Data entries for graphics:
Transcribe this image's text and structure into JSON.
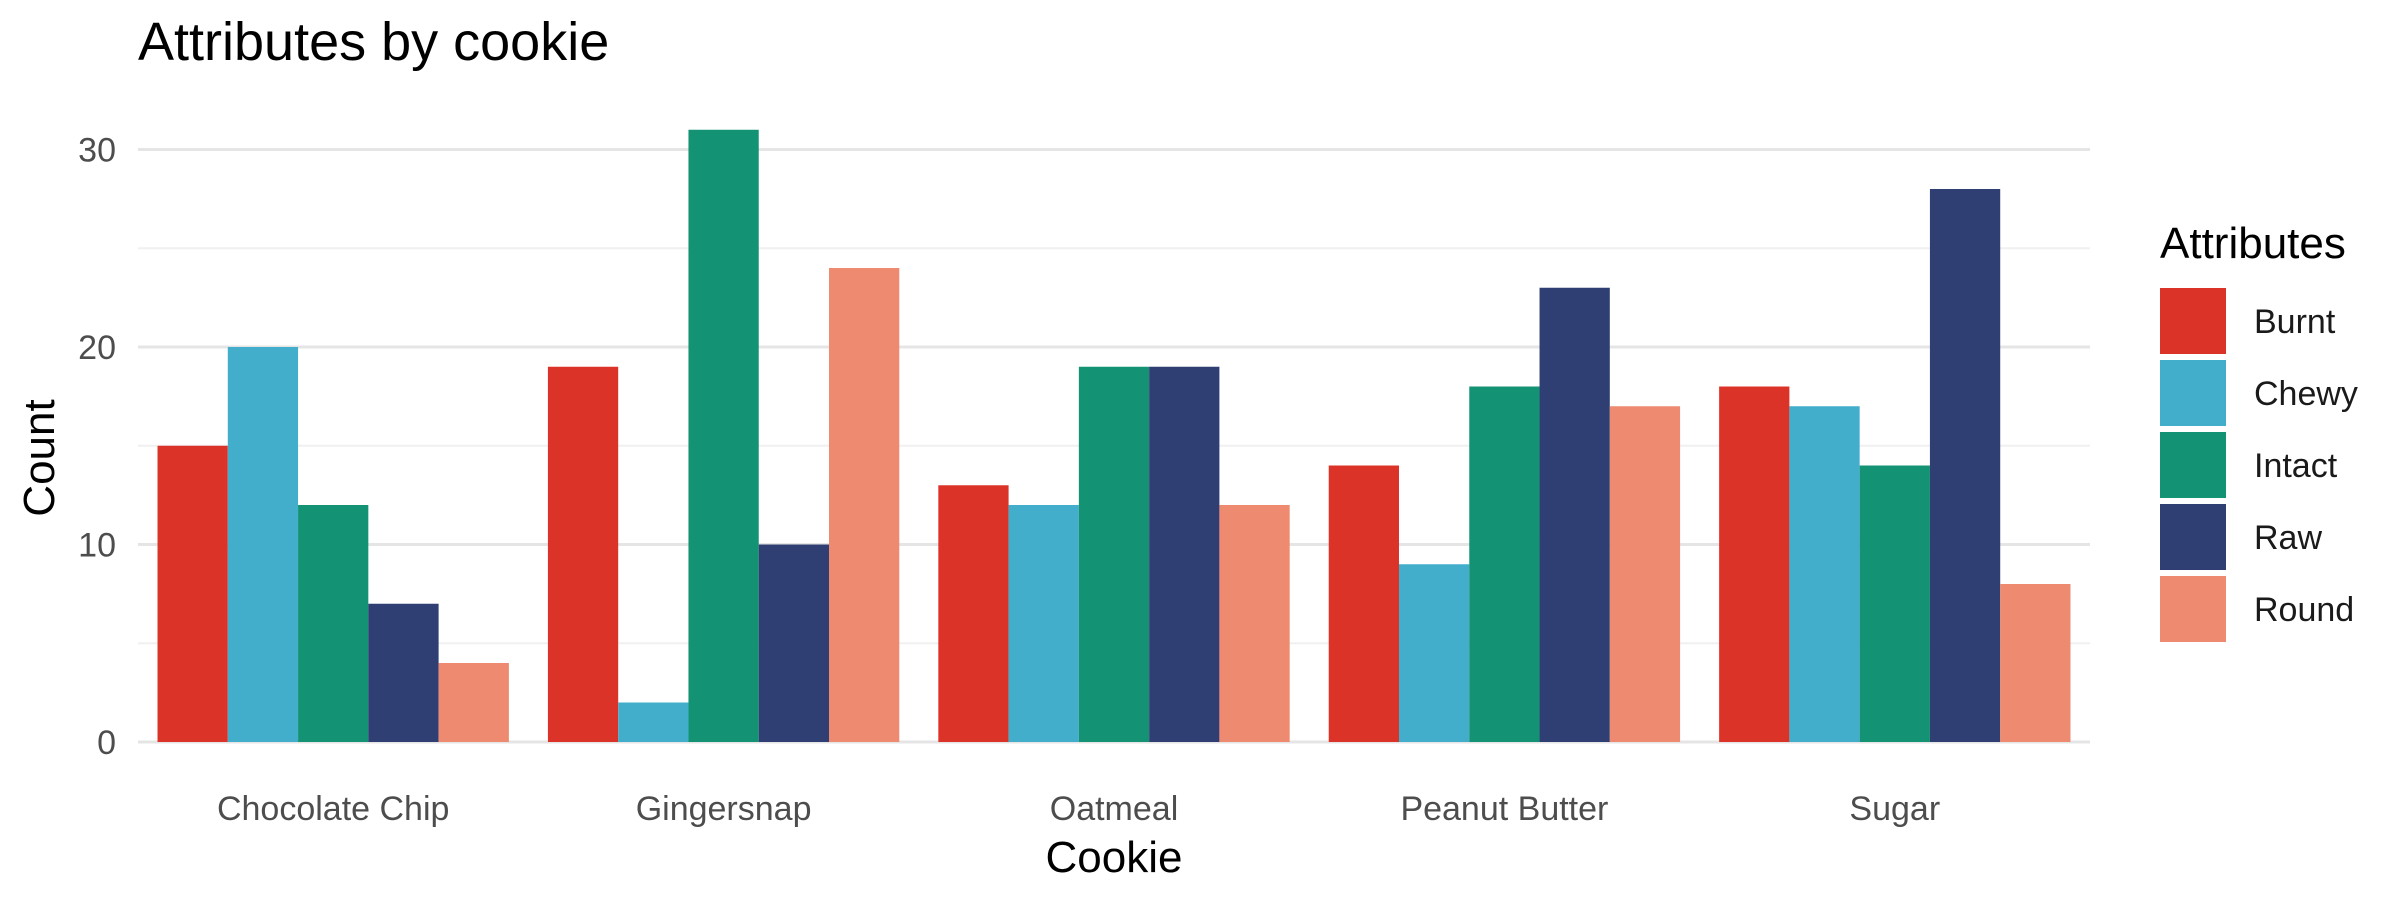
{
  "chart_data": {
    "type": "bar",
    "title": "Attributes by cookie",
    "xlabel": "Cookie",
    "ylabel": "Count",
    "categories": [
      "Chocolate Chip",
      "Gingersnap",
      "Oatmeal",
      "Peanut Butter",
      "Sugar"
    ],
    "series": [
      {
        "name": "Burnt",
        "color": "#dc3329",
        "values": [
          15,
          19,
          13,
          14,
          18
        ]
      },
      {
        "name": "Chewy",
        "color": "#42aecc",
        "values": [
          20,
          2,
          12,
          9,
          17
        ]
      },
      {
        "name": "Intact",
        "color": "#139373",
        "values": [
          12,
          31,
          19,
          18,
          14
        ]
      },
      {
        "name": "Raw",
        "color": "#2f3f74",
        "values": [
          7,
          10,
          19,
          23,
          28
        ]
      },
      {
        "name": "Round",
        "color": "#ee8a6f",
        "values": [
          4,
          24,
          12,
          17,
          8
        ]
      }
    ],
    "legend_title": "Attributes",
    "legend_position": "right",
    "ylim": [
      0,
      32
    ],
    "yticks": [
      0,
      10,
      20,
      30
    ],
    "grid": true
  }
}
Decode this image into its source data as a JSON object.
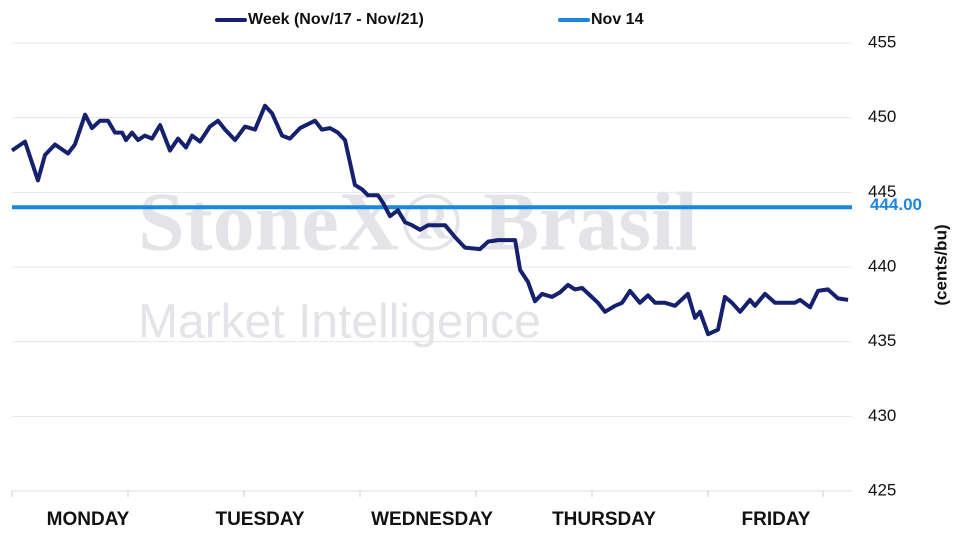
{
  "chart_data": {
    "type": "line",
    "watermark": [
      "StoneX® Brasil",
      "Market Intelligence"
    ],
    "y_axis_label": "(cents/bu)",
    "xlim": [
      0,
      5
    ],
    "xticks": [
      {
        "value": 0.5,
        "label": "MONDAY"
      },
      {
        "value": 1.5,
        "label": "TUESDAY"
      },
      {
        "value": 2.5,
        "label": "WEDNESDAY"
      },
      {
        "value": 3.5,
        "label": "THURSDAY"
      },
      {
        "value": 4.5,
        "label": "FRIDAY"
      }
    ],
    "ylim": [
      425,
      455
    ],
    "yticks": [
      425,
      430,
      435,
      440,
      445,
      450,
      455
    ],
    "grid": true,
    "x": [
      0.058,
      0.134,
      0.209,
      0.25,
      0.308,
      0.384,
      0.424,
      0.483,
      0.523,
      0.57,
      0.616,
      0.657,
      0.698,
      0.721,
      0.756,
      0.791,
      0.831,
      0.872,
      0.919,
      0.977,
      1.023,
      1.07,
      1.105,
      1.151,
      1.209,
      1.256,
      1.297,
      1.355,
      1.413,
      1.471,
      1.529,
      1.57,
      1.628,
      1.674,
      1.733,
      1.82,
      1.86,
      1.907,
      1.953,
      1.994,
      2.023,
      2.052,
      2.093,
      2.128,
      2.186,
      2.215,
      2.256,
      2.302,
      2.343,
      2.384,
      2.43,
      2.477,
      2.576,
      2.634,
      2.692,
      2.779,
      2.826,
      2.884,
      2.983,
      3.012,
      3.058,
      3.099,
      3.14,
      3.198,
      3.244,
      3.291,
      3.331,
      3.372,
      3.419,
      3.465,
      3.506,
      3.564,
      3.605,
      3.651,
      3.709,
      3.756,
      3.797,
      3.855,
      3.913,
      3.988,
      4.029,
      4.058,
      4.105,
      4.163,
      4.203,
      4.244,
      4.291,
      4.349,
      4.378,
      4.436,
      4.494,
      4.552,
      4.61,
      4.64,
      4.698,
      4.744,
      4.802,
      4.86,
      4.919
    ],
    "series": [
      {
        "name": "Week (Nov/17 - Nov/21)",
        "color": "#15206e",
        "values": [
          447.8,
          448.4,
          445.8,
          447.5,
          448.2,
          447.6,
          448.2,
          450.2,
          449.3,
          449.8,
          449.8,
          449.0,
          449.0,
          448.5,
          449.0,
          448.5,
          448.8,
          448.6,
          449.5,
          447.8,
          448.6,
          448.0,
          448.8,
          448.4,
          449.4,
          449.8,
          449.2,
          448.5,
          449.4,
          449.2,
          450.8,
          450.3,
          448.8,
          448.6,
          449.3,
          449.8,
          449.2,
          449.3,
          449.0,
          448.5,
          447.0,
          445.5,
          445.2,
          444.8,
          444.8,
          444.3,
          443.4,
          443.8,
          443.0,
          442.8,
          442.5,
          442.8,
          442.8,
          442.0,
          441.3,
          441.2,
          441.7,
          441.8,
          441.8,
          439.8,
          439.0,
          437.7,
          438.2,
          438.0,
          438.3,
          438.8,
          438.5,
          438.6,
          438.1,
          437.6,
          437.0,
          437.4,
          437.6,
          438.4,
          437.6,
          438.1,
          437.6,
          437.6,
          437.4,
          438.2,
          436.6,
          437.0,
          435.5,
          435.8,
          438.0,
          437.6,
          437.0,
          437.8,
          437.4,
          438.2,
          437.6,
          437.6,
          437.6,
          437.8,
          437.3,
          438.4,
          438.5,
          437.9,
          437.8
        ]
      }
    ],
    "reference_line": {
      "name": "Nov 14",
      "value": 444,
      "label": "444.00",
      "color": "#1a86e0"
    }
  }
}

> _Required task_
In the entries above, locate every line with the word "color" and copy it.

> _Right answer_
        "color": "#dc3329",
        "color": "#42aecc",
        "color": "#139373",
        "color": "#2f3f74",
        "color": "#ee8a6f",
        "color": "#15206e",
      "color": "#1a86e0"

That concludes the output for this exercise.